## DIRECTION
Please give the data below again in full, exactly as it stands.

[Dataset entries on figures]
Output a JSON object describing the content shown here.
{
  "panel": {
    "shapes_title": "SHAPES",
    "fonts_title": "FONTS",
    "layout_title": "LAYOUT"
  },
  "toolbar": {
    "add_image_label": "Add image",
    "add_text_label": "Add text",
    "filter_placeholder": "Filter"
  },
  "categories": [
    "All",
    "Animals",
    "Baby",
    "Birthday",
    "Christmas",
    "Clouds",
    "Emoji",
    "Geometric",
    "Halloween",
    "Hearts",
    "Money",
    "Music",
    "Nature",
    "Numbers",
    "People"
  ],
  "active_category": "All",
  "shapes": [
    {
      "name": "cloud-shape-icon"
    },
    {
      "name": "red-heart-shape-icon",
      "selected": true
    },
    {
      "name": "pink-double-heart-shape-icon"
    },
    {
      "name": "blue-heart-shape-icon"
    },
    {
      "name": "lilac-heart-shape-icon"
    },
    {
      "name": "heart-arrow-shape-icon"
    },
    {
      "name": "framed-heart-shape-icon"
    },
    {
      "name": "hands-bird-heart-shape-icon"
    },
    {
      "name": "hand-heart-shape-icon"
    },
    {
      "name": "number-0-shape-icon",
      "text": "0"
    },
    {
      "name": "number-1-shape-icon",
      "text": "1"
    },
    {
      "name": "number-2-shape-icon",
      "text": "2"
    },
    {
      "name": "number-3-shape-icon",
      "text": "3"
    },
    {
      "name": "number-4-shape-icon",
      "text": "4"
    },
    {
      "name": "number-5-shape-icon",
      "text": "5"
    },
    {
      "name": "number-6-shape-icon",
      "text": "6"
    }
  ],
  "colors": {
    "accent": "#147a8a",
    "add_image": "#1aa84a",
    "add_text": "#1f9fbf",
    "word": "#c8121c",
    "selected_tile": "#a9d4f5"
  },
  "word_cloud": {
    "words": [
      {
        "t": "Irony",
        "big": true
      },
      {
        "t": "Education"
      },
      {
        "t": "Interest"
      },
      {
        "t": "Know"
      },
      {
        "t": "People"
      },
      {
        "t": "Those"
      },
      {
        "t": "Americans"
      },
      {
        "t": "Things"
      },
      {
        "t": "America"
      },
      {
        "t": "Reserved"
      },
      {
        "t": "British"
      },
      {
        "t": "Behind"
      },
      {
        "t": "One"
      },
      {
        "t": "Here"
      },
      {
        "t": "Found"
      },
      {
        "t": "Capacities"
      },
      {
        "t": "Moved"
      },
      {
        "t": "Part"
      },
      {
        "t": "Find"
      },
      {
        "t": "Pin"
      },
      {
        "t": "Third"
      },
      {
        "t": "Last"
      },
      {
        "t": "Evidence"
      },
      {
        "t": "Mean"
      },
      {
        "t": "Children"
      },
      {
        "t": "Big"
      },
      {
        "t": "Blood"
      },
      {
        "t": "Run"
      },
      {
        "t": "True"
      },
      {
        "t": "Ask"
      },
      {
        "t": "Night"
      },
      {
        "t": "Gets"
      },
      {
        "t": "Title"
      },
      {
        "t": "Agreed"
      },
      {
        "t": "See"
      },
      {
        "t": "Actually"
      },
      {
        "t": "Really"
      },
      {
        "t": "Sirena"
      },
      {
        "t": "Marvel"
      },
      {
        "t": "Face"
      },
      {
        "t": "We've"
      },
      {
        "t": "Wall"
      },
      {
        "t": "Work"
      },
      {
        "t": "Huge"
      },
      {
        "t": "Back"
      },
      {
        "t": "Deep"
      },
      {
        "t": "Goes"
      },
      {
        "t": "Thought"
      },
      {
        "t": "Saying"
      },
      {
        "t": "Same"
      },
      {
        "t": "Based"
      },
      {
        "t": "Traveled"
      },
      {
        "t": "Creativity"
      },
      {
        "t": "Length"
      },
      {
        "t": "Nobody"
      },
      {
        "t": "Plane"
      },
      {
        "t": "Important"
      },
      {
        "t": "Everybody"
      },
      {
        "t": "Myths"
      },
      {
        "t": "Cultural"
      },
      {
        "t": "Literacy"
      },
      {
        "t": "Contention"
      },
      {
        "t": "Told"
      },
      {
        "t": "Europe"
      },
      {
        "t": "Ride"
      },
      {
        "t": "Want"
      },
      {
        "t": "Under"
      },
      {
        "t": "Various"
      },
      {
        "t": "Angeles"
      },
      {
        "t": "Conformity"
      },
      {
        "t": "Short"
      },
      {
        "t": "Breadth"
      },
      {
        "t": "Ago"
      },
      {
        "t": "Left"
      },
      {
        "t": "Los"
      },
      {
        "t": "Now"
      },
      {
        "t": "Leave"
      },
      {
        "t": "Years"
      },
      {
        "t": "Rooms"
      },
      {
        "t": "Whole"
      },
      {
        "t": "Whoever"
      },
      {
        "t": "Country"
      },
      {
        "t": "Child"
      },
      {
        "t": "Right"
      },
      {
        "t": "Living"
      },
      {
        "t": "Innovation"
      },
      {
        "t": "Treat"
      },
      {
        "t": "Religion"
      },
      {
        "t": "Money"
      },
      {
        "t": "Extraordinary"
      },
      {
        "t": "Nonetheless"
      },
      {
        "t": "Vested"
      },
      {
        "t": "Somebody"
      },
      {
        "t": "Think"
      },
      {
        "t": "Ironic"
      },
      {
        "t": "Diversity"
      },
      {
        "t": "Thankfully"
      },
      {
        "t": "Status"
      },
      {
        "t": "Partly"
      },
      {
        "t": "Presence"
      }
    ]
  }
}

## FULL OUTPUT
Output a JSON object describing the content shown here.
{
  "panel": {
    "shapes_title": "SHAPES",
    "fonts_title": "FONTS",
    "layout_title": "LAYOUT"
  },
  "toolbar": {
    "add_image_label": "Add image",
    "add_text_label": "Add text",
    "filter_placeholder": "Filter"
  },
  "categories": [
    "All",
    "Animals",
    "Baby",
    "Birthday",
    "Christmas",
    "Clouds",
    "Emoji",
    "Geometric",
    "Halloween",
    "Hearts",
    "Money",
    "Music",
    "Nature",
    "Numbers",
    "People"
  ],
  "active_category": "All",
  "shapes": [
    {
      "name": "cloud-shape-icon"
    },
    {
      "name": "red-heart-shape-icon",
      "selected": true
    },
    {
      "name": "pink-double-heart-shape-icon"
    },
    {
      "name": "blue-heart-shape-icon"
    },
    {
      "name": "lilac-heart-shape-icon"
    },
    {
      "name": "heart-arrow-shape-icon"
    },
    {
      "name": "framed-heart-shape-icon"
    },
    {
      "name": "hands-bird-heart-shape-icon"
    },
    {
      "name": "hand-heart-shape-icon"
    },
    {
      "name": "number-0-shape-icon",
      "text": "0"
    },
    {
      "name": "number-1-shape-icon",
      "text": "1"
    },
    {
      "name": "number-2-shape-icon",
      "text": "2"
    },
    {
      "name": "number-3-shape-icon",
      "text": "3"
    },
    {
      "name": "number-4-shape-icon",
      "text": "4"
    },
    {
      "name": "number-5-shape-icon",
      "text": "5"
    },
    {
      "name": "number-6-shape-icon",
      "text": "6"
    }
  ],
  "colors": {
    "accent": "#147a8a",
    "add_image": "#1aa84a",
    "add_text": "#1f9fbf",
    "word": "#c8121c",
    "selected_tile": "#a9d4f5"
  },
  "word_cloud": {
    "words": [
      {
        "t": "Irony",
        "big": true
      },
      {
        "t": "Education"
      },
      {
        "t": "Interest"
      },
      {
        "t": "Know"
      },
      {
        "t": "People"
      },
      {
        "t": "Those"
      },
      {
        "t": "Americans"
      },
      {
        "t": "Things"
      },
      {
        "t": "America"
      },
      {
        "t": "Reserved"
      },
      {
        "t": "British"
      },
      {
        "t": "Behind"
      },
      {
        "t": "One"
      },
      {
        "t": "Here"
      },
      {
        "t": "Found"
      },
      {
        "t": "Capacities"
      },
      {
        "t": "Moved"
      },
      {
        "t": "Part"
      },
      {
        "t": "Find"
      },
      {
        "t": "Pin"
      },
      {
        "t": "Third"
      },
      {
        "t": "Last"
      },
      {
        "t": "Evidence"
      },
      {
        "t": "Mean"
      },
      {
        "t": "Children"
      },
      {
        "t": "Big"
      },
      {
        "t": "Blood"
      },
      {
        "t": "Run"
      },
      {
        "t": "True"
      },
      {
        "t": "Ask"
      },
      {
        "t": "Night"
      },
      {
        "t": "Gets"
      },
      {
        "t": "Title"
      },
      {
        "t": "Agreed"
      },
      {
        "t": "See"
      },
      {
        "t": "Actually"
      },
      {
        "t": "Really"
      },
      {
        "t": "Sirena"
      },
      {
        "t": "Marvel"
      },
      {
        "t": "Face"
      },
      {
        "t": "We've"
      },
      {
        "t": "Wall"
      },
      {
        "t": "Work"
      },
      {
        "t": "Huge"
      },
      {
        "t": "Back"
      },
      {
        "t": "Deep"
      },
      {
        "t": "Goes"
      },
      {
        "t": "Thought"
      },
      {
        "t": "Saying"
      },
      {
        "t": "Same"
      },
      {
        "t": "Based"
      },
      {
        "t": "Traveled"
      },
      {
        "t": "Creativity"
      },
      {
        "t": "Length"
      },
      {
        "t": "Nobody"
      },
      {
        "t": "Plane"
      },
      {
        "t": "Important"
      },
      {
        "t": "Everybody"
      },
      {
        "t": "Myths"
      },
      {
        "t": "Cultural"
      },
      {
        "t": "Literacy"
      },
      {
        "t": "Contention"
      },
      {
        "t": "Told"
      },
      {
        "t": "Europe"
      },
      {
        "t": "Ride"
      },
      {
        "t": "Want"
      },
      {
        "t": "Under"
      },
      {
        "t": "Various"
      },
      {
        "t": "Angeles"
      },
      {
        "t": "Conformity"
      },
      {
        "t": "Short"
      },
      {
        "t": "Breadth"
      },
      {
        "t": "Ago"
      },
      {
        "t": "Left"
      },
      {
        "t": "Los"
      },
      {
        "t": "Now"
      },
      {
        "t": "Leave"
      },
      {
        "t": "Years"
      },
      {
        "t": "Rooms"
      },
      {
        "t": "Whole"
      },
      {
        "t": "Whoever"
      },
      {
        "t": "Country"
      },
      {
        "t": "Child"
      },
      {
        "t": "Right"
      },
      {
        "t": "Living"
      },
      {
        "t": "Innovation"
      },
      {
        "t": "Treat"
      },
      {
        "t": "Religion"
      },
      {
        "t": "Money"
      },
      {
        "t": "Extraordinary"
      },
      {
        "t": "Nonetheless"
      },
      {
        "t": "Vested"
      },
      {
        "t": "Somebody"
      },
      {
        "t": "Think"
      },
      {
        "t": "Ironic"
      },
      {
        "t": "Diversity"
      },
      {
        "t": "Thankfully"
      },
      {
        "t": "Status"
      },
      {
        "t": "Partly"
      },
      {
        "t": "Presence"
      }
    ]
  }
}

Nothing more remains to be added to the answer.